Search the data below for the string "cells". Extract every line that contains it.

== DATA SHOWN ==

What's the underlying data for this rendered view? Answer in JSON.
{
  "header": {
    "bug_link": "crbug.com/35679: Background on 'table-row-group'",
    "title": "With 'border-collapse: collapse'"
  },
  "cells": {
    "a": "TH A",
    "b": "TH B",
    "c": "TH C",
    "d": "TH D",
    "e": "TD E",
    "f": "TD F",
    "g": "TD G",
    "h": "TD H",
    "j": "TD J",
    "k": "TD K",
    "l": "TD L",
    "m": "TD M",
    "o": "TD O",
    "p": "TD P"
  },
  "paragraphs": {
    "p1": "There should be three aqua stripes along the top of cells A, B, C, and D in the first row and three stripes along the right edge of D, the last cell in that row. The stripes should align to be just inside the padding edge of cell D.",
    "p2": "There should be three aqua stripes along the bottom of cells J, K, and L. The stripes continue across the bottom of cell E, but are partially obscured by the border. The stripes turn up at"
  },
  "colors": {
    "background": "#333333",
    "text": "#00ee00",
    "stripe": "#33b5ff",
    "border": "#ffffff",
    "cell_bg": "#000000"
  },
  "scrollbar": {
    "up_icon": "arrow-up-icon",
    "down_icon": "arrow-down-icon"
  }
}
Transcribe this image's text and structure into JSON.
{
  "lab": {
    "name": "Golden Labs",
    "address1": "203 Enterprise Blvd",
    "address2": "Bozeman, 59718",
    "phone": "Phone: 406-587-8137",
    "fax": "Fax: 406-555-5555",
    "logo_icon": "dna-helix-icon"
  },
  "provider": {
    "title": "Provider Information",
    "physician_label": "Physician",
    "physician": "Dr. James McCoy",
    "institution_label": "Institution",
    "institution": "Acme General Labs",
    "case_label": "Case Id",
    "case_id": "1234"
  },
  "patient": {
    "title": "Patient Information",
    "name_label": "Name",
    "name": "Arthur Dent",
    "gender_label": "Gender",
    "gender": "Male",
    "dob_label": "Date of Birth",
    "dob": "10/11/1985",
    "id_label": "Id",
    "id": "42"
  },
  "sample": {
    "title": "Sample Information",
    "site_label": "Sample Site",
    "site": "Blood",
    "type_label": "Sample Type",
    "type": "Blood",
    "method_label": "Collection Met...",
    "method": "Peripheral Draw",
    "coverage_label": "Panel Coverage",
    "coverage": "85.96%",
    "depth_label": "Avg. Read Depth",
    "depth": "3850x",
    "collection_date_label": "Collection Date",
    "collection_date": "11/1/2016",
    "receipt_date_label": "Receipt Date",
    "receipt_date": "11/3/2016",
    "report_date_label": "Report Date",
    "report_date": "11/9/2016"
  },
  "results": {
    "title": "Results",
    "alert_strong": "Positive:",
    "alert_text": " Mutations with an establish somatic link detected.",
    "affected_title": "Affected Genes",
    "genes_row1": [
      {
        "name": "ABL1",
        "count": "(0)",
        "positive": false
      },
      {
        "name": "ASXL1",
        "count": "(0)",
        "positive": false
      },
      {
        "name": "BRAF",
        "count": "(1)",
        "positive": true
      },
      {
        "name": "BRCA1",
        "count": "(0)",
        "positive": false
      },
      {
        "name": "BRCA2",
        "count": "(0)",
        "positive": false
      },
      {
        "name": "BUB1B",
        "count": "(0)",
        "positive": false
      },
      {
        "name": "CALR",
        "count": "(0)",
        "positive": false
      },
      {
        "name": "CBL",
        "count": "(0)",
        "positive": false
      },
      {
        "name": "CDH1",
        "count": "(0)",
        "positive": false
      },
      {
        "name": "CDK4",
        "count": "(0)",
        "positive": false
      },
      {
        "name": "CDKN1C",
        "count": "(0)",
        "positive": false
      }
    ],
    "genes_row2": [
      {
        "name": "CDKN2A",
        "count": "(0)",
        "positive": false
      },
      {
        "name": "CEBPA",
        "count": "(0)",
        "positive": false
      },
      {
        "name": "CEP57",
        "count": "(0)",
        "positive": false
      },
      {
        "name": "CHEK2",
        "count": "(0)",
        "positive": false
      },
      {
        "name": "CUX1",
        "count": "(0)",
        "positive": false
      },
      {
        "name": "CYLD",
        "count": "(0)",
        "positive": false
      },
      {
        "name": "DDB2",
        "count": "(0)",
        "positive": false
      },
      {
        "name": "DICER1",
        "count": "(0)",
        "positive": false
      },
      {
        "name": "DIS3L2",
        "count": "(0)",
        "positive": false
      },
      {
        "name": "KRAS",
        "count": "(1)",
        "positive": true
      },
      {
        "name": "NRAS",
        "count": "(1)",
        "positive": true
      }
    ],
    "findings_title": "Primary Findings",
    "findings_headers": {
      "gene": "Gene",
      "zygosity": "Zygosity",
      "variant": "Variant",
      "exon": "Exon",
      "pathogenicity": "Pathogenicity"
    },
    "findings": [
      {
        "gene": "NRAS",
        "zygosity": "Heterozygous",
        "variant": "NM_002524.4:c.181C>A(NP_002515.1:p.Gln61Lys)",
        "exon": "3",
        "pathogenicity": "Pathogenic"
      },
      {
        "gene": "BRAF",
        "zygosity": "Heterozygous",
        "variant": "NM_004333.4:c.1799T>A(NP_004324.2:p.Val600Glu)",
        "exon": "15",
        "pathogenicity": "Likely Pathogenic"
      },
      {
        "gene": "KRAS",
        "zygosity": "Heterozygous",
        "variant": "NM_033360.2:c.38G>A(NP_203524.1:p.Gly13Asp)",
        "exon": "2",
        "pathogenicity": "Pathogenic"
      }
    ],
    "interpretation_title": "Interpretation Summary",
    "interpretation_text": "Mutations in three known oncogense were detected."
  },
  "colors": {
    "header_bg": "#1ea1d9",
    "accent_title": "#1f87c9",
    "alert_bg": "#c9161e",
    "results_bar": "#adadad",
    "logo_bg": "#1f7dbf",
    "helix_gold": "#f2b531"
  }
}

===

ANSWER SPACE »
  "cells": {
    "p1": "There should be three aqua stripes along the top of cells A, B, C, and D in the first row and three stripes along the right edge of D, the last cell in that row. The stripes should align to be just inside the padding edge of cell D.",
    "p2": "There should be three aqua stripes along the bottom of cells J, K, and L. The stripes continue across the bottom of cell E, but are partially obscured by the border. The stripes turn up at"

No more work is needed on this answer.